**Given records**
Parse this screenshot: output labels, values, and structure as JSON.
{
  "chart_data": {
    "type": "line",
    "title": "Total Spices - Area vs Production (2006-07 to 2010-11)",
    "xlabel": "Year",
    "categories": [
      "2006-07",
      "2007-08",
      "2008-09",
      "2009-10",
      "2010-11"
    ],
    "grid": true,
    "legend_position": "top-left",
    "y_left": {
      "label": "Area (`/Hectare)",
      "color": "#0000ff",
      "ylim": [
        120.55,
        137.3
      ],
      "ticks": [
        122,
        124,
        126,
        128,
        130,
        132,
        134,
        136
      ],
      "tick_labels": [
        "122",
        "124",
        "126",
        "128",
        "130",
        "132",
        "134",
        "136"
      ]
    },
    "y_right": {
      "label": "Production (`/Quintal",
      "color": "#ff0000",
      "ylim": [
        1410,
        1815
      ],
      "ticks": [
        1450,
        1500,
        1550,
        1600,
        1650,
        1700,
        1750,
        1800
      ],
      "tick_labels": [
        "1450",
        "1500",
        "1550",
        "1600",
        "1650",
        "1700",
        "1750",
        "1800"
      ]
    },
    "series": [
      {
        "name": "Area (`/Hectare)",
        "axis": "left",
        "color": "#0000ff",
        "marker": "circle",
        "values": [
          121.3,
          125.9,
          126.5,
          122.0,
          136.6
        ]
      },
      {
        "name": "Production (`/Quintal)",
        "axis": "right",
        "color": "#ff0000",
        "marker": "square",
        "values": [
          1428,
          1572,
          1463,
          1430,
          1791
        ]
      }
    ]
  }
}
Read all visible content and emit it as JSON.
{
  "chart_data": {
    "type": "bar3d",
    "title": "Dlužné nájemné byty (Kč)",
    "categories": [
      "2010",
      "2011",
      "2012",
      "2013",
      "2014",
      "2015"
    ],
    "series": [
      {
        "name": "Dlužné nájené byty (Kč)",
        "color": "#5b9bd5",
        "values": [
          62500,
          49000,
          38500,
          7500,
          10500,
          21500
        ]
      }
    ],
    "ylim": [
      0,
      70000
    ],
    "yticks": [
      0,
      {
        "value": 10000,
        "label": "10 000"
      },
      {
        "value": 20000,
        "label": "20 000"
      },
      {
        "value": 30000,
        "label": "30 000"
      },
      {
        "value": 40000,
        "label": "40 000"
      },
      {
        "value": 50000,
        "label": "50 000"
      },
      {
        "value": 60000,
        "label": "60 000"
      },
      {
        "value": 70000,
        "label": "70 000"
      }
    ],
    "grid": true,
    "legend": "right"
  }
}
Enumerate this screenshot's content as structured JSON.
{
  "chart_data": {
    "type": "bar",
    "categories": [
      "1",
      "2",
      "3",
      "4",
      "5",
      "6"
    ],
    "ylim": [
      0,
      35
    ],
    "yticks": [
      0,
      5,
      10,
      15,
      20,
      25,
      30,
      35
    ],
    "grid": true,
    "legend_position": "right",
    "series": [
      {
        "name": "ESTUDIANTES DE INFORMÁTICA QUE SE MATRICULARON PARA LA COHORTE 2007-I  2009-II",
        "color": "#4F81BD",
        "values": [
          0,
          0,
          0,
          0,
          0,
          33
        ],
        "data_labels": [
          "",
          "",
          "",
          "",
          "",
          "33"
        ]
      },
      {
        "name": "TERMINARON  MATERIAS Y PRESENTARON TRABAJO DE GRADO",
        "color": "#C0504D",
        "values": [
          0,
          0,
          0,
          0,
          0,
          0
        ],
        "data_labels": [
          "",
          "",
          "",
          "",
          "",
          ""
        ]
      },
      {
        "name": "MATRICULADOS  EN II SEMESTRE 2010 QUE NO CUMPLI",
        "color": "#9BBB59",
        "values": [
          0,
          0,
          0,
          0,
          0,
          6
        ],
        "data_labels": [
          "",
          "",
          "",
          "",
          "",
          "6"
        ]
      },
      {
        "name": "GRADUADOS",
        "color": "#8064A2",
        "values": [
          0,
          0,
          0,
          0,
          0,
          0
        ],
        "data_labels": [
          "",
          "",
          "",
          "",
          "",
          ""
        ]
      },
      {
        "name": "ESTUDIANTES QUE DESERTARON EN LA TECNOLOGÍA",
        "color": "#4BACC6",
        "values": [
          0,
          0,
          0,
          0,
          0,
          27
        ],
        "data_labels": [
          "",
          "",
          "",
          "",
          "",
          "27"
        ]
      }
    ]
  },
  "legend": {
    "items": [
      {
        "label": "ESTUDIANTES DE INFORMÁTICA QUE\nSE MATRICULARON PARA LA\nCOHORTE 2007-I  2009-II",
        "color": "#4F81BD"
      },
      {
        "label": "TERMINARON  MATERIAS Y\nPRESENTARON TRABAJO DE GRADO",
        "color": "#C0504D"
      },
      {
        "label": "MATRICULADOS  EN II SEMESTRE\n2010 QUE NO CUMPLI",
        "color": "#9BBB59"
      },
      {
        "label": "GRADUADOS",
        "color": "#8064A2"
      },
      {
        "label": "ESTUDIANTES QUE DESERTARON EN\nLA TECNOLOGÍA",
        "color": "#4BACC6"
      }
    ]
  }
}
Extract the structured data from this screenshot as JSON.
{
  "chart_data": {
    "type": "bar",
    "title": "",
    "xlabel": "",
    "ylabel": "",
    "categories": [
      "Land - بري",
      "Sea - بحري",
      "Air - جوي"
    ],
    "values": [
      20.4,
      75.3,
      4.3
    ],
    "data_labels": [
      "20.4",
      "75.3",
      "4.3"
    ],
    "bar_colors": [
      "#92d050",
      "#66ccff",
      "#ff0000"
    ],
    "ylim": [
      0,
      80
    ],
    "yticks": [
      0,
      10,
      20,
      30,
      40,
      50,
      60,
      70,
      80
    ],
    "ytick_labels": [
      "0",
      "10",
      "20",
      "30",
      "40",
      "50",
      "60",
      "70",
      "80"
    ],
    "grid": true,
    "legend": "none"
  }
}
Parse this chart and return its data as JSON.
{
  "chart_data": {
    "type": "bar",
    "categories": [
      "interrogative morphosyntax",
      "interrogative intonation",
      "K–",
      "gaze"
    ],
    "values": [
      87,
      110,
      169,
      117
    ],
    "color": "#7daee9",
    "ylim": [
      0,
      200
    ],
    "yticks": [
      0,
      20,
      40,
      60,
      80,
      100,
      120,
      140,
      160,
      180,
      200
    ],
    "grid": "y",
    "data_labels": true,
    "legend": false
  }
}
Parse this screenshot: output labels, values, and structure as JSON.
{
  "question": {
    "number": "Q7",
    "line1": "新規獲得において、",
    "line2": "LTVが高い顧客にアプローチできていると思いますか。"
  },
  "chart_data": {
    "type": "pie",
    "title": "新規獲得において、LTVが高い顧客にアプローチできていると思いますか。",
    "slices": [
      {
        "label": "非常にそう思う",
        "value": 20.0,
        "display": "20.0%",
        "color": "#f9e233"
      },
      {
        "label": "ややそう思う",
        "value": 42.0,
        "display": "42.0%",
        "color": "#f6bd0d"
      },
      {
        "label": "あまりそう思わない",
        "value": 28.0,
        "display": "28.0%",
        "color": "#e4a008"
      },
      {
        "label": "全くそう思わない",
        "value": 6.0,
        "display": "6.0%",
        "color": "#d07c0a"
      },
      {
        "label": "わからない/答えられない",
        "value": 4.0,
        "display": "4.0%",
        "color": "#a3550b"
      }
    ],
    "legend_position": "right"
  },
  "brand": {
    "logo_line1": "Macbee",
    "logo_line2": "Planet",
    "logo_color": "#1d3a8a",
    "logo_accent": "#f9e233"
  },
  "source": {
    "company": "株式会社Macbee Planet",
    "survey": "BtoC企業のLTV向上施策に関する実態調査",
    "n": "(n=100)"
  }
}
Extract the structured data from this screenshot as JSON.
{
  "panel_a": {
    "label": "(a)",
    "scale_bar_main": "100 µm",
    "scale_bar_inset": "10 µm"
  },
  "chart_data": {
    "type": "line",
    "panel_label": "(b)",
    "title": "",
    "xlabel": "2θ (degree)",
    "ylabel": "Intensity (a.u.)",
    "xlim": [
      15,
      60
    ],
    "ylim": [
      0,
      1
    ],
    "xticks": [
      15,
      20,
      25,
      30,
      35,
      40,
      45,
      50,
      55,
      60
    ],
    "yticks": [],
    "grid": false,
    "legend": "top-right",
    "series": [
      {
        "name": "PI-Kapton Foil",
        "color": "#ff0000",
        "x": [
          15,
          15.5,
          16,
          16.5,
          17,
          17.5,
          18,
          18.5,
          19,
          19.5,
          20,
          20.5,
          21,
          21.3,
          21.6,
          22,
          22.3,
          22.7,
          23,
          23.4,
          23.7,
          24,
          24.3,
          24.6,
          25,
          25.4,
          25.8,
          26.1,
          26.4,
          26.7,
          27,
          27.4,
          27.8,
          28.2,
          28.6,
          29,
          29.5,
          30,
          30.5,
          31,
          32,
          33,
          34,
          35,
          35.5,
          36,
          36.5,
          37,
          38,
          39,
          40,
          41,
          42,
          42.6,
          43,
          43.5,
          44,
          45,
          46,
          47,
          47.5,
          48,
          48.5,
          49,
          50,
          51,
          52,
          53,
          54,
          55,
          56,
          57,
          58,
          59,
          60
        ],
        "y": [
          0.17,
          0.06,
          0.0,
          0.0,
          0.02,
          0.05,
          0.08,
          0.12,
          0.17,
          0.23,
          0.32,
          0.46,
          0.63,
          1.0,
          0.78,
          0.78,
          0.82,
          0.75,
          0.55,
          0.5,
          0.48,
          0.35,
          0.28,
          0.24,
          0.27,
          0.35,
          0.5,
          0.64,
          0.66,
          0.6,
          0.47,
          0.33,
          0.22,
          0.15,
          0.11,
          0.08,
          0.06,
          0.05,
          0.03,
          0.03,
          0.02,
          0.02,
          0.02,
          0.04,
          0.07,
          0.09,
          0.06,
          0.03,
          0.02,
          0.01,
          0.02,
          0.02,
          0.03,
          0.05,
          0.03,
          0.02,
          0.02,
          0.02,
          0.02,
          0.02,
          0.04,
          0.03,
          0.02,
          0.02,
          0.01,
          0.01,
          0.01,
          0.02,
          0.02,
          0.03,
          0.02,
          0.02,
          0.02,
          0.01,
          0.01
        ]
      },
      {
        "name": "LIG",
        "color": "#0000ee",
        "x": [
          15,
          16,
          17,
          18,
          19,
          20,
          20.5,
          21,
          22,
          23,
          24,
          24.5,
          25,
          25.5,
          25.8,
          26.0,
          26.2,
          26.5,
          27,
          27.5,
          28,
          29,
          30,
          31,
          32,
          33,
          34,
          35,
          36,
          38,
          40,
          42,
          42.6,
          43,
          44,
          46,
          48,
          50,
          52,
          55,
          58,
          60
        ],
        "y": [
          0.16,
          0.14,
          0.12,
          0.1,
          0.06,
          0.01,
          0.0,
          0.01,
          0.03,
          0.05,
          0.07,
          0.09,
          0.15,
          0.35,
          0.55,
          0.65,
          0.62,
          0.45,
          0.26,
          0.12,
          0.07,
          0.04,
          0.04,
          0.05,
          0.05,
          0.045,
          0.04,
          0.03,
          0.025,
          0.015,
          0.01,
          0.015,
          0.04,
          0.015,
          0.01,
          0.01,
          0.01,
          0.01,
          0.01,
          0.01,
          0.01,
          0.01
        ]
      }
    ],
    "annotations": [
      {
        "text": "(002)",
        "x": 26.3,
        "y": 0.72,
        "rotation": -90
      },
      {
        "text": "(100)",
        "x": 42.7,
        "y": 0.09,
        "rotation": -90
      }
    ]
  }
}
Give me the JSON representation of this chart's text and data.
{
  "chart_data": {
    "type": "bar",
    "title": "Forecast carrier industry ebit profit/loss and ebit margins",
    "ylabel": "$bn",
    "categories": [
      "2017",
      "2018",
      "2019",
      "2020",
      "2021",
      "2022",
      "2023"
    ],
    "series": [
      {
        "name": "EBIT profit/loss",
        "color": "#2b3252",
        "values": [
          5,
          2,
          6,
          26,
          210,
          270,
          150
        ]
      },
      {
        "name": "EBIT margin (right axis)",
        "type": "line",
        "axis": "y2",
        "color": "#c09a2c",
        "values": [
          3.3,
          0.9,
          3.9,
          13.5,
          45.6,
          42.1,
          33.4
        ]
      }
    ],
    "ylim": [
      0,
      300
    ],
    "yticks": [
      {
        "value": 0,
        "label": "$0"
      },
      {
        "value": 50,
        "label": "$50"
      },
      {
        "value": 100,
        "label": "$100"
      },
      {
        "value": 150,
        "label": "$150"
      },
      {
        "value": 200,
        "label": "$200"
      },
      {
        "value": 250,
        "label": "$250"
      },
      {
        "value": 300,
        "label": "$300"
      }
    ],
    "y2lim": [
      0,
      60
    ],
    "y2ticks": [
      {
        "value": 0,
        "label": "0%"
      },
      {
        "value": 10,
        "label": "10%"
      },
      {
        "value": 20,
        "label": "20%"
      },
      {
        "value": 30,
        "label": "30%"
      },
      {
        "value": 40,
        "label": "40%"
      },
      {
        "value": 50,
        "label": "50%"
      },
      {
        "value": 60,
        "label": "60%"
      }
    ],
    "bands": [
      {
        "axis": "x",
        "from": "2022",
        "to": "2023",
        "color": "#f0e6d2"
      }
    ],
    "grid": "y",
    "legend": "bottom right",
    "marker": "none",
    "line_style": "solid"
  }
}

**What this task involves**
Identify and copy all lines with the word "Hectare".

**Complete output**
      "label": "Area (`/Hectare)",
        "name": "Area (`/Hectare)",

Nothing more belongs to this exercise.